WHAT TO PRODUCE
Give back the entire listing verbatim.

[Collected data entries]
--
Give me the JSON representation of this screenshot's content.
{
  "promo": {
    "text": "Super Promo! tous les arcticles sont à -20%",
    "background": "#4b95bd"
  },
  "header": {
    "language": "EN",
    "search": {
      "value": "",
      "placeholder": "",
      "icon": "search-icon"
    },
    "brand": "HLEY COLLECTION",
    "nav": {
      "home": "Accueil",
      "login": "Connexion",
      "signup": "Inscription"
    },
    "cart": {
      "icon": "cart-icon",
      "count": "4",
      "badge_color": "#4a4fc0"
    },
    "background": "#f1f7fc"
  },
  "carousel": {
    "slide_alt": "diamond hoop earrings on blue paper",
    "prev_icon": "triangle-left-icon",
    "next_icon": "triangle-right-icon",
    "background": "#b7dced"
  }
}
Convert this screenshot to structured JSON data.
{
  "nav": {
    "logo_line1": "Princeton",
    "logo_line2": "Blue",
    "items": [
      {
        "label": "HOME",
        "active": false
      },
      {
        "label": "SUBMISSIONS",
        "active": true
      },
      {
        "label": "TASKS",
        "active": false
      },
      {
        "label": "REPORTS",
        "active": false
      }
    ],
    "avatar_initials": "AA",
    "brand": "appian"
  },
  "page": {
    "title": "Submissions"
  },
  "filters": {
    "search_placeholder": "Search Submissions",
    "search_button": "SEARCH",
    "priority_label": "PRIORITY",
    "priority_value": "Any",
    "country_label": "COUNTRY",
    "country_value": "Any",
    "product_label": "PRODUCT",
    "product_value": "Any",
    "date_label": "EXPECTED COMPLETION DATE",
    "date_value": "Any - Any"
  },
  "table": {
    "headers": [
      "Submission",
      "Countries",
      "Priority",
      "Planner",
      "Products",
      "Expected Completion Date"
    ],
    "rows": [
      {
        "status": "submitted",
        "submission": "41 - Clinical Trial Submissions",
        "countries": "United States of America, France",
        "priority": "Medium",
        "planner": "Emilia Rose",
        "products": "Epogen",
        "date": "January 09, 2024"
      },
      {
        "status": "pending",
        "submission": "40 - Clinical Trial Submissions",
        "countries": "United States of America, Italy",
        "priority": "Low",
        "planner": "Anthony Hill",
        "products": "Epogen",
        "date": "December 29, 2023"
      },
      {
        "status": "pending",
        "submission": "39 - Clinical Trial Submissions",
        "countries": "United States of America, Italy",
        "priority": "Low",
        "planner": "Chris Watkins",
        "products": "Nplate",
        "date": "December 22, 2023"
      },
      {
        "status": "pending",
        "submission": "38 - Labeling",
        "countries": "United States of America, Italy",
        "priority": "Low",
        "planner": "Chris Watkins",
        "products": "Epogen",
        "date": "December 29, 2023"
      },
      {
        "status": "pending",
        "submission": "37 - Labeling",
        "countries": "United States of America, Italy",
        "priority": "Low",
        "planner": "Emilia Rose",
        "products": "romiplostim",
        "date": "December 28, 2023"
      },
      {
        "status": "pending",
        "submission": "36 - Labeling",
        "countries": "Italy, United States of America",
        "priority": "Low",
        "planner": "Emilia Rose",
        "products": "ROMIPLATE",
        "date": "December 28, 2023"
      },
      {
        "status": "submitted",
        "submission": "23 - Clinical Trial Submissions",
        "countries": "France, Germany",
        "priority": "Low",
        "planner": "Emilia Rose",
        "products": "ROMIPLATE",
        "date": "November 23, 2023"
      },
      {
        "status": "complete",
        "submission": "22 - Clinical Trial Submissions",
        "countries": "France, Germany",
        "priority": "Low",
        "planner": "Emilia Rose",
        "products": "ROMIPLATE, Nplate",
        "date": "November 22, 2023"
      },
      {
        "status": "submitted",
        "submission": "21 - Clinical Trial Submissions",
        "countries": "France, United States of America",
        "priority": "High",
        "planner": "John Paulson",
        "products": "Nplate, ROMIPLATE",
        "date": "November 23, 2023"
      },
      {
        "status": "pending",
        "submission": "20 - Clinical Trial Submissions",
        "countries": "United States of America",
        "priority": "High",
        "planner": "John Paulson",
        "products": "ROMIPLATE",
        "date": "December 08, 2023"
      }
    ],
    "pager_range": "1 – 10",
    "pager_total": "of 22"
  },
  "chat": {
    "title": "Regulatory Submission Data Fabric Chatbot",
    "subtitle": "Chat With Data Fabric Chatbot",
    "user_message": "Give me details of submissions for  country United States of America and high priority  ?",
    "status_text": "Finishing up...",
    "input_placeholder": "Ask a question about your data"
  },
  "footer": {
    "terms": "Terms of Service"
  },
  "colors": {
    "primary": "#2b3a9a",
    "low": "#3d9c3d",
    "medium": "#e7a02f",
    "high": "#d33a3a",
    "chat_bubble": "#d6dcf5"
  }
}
--
ANSWER TO THE PROBLEM
Give me the JSON representation of this screenshot's content.
{
  "promo": {
    "text": "Super Promo! tous les arcticles sont à -20%",
    "background": "#4b95bd"
  },
  "header": {
    "language": "EN",
    "search": {
      "value": "",
      "placeholder": "",
      "icon": "search-icon"
    },
    "brand": "HLEY COLLECTION",
    "nav": {
      "home": "Accueil",
      "login": "Connexion",
      "signup": "Inscription"
    },
    "cart": {
      "icon": "cart-icon",
      "count": "4",
      "badge_color": "#4a4fc0"
    },
    "background": "#f1f7fc"
  },
  "carousel": {
    "slide_alt": "diamond hoop earrings on blue paper",
    "prev_icon": "triangle-left-icon",
    "next_icon": "triangle-right-icon",
    "background": "#b7dced"
  }
}
Convert this screenshot to structured JSON data.
{
  "nav": {
    "logo_line1": "Princeton",
    "logo_line2": "Blue",
    "items": [
      {
        "label": "HOME",
        "active": false
      },
      {
        "label": "SUBMISSIONS",
        "active": true
      },
      {
        "label": "TASKS",
        "active": false
      },
      {
        "label": "REPORTS",
        "active": false
      }
    ],
    "avatar_initials": "AA",
    "brand": "appian"
  },
  "page": {
    "title": "Submissions"
  },
  "filters": {
    "search_placeholder": "Search Submissions",
    "search_button": "SEARCH",
    "priority_label": "PRIORITY",
    "priority_value": "Any",
    "country_label": "COUNTRY",
    "country_value": "Any",
    "product_label": "PRODUCT",
    "product_value": "Any",
    "date_label": "EXPECTED COMPLETION DATE",
    "date_value": "Any - Any"
  },
  "table": {
    "headers": [
      "Submission",
      "Countries",
      "Priority",
      "Planner",
      "Products",
      "Expected Completion Date"
    ],
    "rows": [
      {
        "status": "submitted",
        "submission": "41 - Clinical Trial Submissions",
        "countries": "United States of America, France",
        "priority": "Medium",
        "planner": "Emilia Rose",
        "products": "Epogen",
        "date": "January 09, 2024"
      },
      {
        "status": "pending",
        "submission": "40 - Clinical Trial Submissions",
        "countries": "United States of America, Italy",
        "priority": "Low",
        "planner": "Anthony Hill",
        "products": "Epogen",
        "date": "December 29, 2023"
      },
      {
        "status": "pending",
        "submission": "39 - Clinical Trial Submissions",
        "countries": "United States of America, Italy",
        "priority": "Low",
        "planner": "Chris Watkins",
        "products": "Nplate",
        "date": "December 22, 2023"
      },
      {
        "status": "pending",
        "submission": "38 - Labeling",
        "countries": "United States of America, Italy",
        "priority": "Low",
        "planner": "Chris Watkins",
        "products": "Epogen",
        "date": "December 29, 2023"
      },
      {
        "status": "pending",
        "submission": "37 - Labeling",
        "countries": "United States of America, Italy",
        "priority": "Low",
        "planner": "Emilia Rose",
        "products": "romiplostim",
        "date": "December 28, 2023"
      },
      {
        "status": "pending",
        "submission": "36 - Labeling",
        "countries": "Italy, United States of America",
        "priority": "Low",
        "planner": "Emilia Rose",
        "products": "ROMIPLATE",
        "date": "December 28, 2023"
      },
      {
        "status": "submitted",
        "submission": "23 - Clinical Trial Submissions",
        "countries": "France, Germany",
        "priority": "Low",
        "planner": "Emilia Rose",
        "products": "ROMIPLATE",
        "date": "November 23, 2023"
      },
      {
        "status": "complete",
        "submission": "22 - Clinical Trial Submissions",
        "countries": "France, Germany",
        "priority": "Low",
        "planner": "Emilia Rose",
        "products": "ROMIPLATE, Nplate",
        "date": "November 22, 2023"
      },
      {
        "status": "submitted",
        "submission": "21 - Clinical Trial Submissions",
        "countries": "France, United States of America",
        "priority": "High",
        "planner": "John Paulson",
        "products": "Nplate, ROMIPLATE",
        "date": "November 23, 2023"
      },
      {
        "status": "pending",
        "submission": "20 - Clinical Trial Submissions",
        "countries": "United States of America",
        "priority": "High",
        "planner": "John Paulson",
        "products": "ROMIPLATE",
        "date": "December 08, 2023"
      }
    ],
    "pager_range": "1 – 10",
    "pager_total": "of 22"
  },
  "chat": {
    "title": "Regulatory Submission Data Fabric Chatbot",
    "subtitle": "Chat With Data Fabric Chatbot",
    "user_message": "Give me details of submissions for  country United States of America and high priority  ?",
    "status_text": "Finishing up...",
    "input_placeholder": "Ask a question about your data"
  },
  "footer": {
    "terms": "Terms of Service"
  },
  "colors": {
    "primary": "#2b3a9a",
    "low": "#3d9c3d",
    "medium": "#e7a02f",
    "high": "#d33a3a",
    "chat_bubble": "#d6dcf5"
  }
}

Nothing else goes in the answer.